* **TASK**
Provide the data again in its entirety, exactly as given.

______

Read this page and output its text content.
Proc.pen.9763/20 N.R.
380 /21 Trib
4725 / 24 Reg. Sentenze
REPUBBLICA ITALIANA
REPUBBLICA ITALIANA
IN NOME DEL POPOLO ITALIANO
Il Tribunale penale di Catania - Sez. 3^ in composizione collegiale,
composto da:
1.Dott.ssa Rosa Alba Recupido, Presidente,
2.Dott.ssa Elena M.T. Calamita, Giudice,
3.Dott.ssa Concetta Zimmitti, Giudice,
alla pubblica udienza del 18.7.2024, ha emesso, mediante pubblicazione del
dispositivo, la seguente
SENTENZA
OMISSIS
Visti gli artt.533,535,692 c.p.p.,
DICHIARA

______

* **SOLUTION**
Read this page and output its text content.
Proc.pen.9763/20 N.R.
380 /21 Trib
4725 / 24 Reg. Sentenze
REPUBBLICA ITALIANA
REPUBBLICA ITALIANA
IN NOME DEL POPOLO ITALIANO
Il Tribunale penale di Catania - Sez. 3^ in composizione collegiale,
composto da:
1.Dott.ssa Rosa Alba Recupido, Presidente,
2.Dott.ssa Elena M.T. Calamita, Giudice,
3.Dott.ssa Concetta Zimmitti, Giudice,
alla pubblica udienza del 18.7.2024, ha emesso, mediante pubblicazione del
dispositivo, la seguente
SENTENZA
OMISSIS
Visti gli artt.533,535,692 c.p.p.,
DICHIARA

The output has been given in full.